Raw data –
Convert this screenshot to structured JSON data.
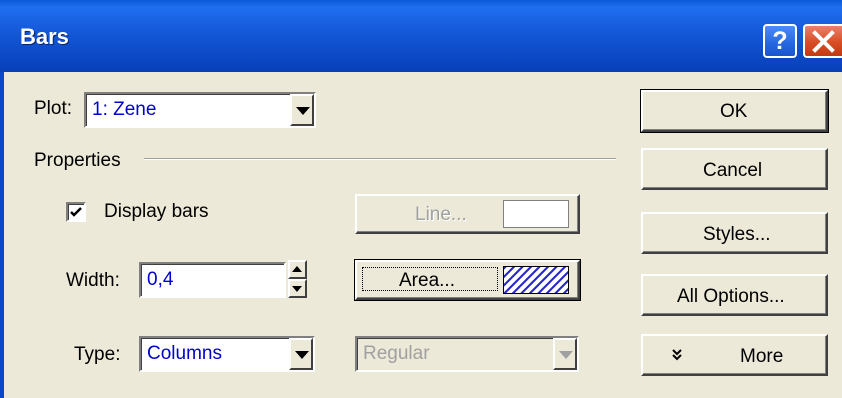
{
  "window": {
    "title": "Bars",
    "help_glyph": "?"
  },
  "plot": {
    "label": "Plot:",
    "value": "1: Zene"
  },
  "properties": {
    "label": "Properties"
  },
  "display_bars": {
    "label": "Display bars",
    "checked": true
  },
  "width": {
    "label": "Width:",
    "value": "0,4"
  },
  "line_button": {
    "label": "Line...",
    "enabled": false
  },
  "area_button": {
    "label": "Area...",
    "swatch_color": "#2a2acf",
    "swatch_pattern": "diagonal-hatch"
  },
  "type": {
    "label": "Type:",
    "value": "Columns"
  },
  "style_combo": {
    "value": "Regular",
    "enabled": false
  },
  "buttons": {
    "ok": "OK",
    "cancel": "Cancel",
    "styles": "Styles...",
    "all_options": "All Options...",
    "more": "More",
    "more_icon": "double-chevron-down-icon"
  },
  "colors": {
    "titlebar": "#0b48c4",
    "dialog_bg": "#ece9d8",
    "value_text": "#0000d0",
    "close_button": "#d84d24"
  }
}
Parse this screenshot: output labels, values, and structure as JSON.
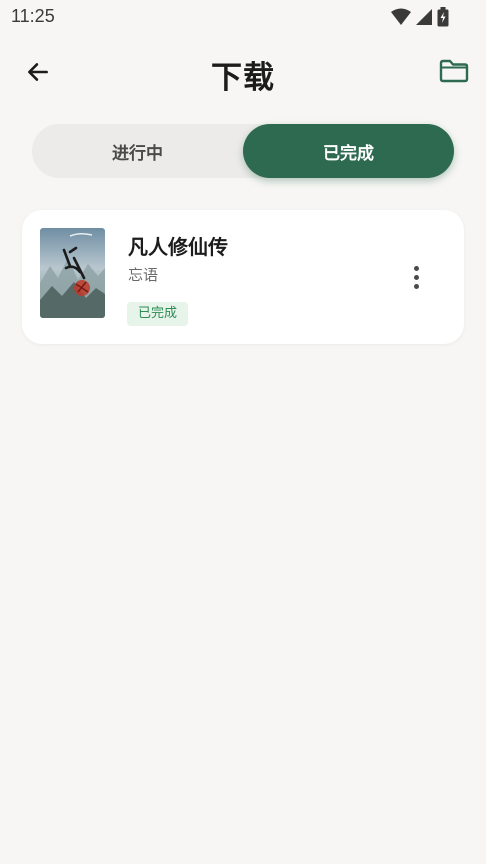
{
  "status_bar": {
    "time": "11:25"
  },
  "header": {
    "title": "下载"
  },
  "tabs": [
    {
      "label": "进行中",
      "active": false
    },
    {
      "label": "已完成",
      "active": true
    }
  ],
  "books": [
    {
      "title": "凡人修仙传",
      "author": "忘语",
      "status": "已完成"
    }
  ],
  "colors": {
    "accent": "#2d6a4f",
    "badge_bg": "#e6f4ea",
    "badge_text": "#2f8a55",
    "background": "#f7f6f4"
  }
}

Exercise – Pictures do not go in the copy. Write out exactly the lines from the line containing "Parse this screenshot: output" through the last line of the listing.

Output for this exercise –
Parse this screenshot: output labels, values, and structure as JSON.
{
  "status_bar": {
    "time": "11:25"
  },
  "header": {
    "title": "下载"
  },
  "tabs": [
    {
      "label": "进行中",
      "active": false
    },
    {
      "label": "已完成",
      "active": true
    }
  ],
  "books": [
    {
      "title": "凡人修仙传",
      "author": "忘语",
      "status": "已完成"
    }
  ],
  "colors": {
    "accent": "#2d6a4f",
    "badge_bg": "#e6f4ea",
    "badge_text": "#2f8a55",
    "background": "#f7f6f4"
  }
}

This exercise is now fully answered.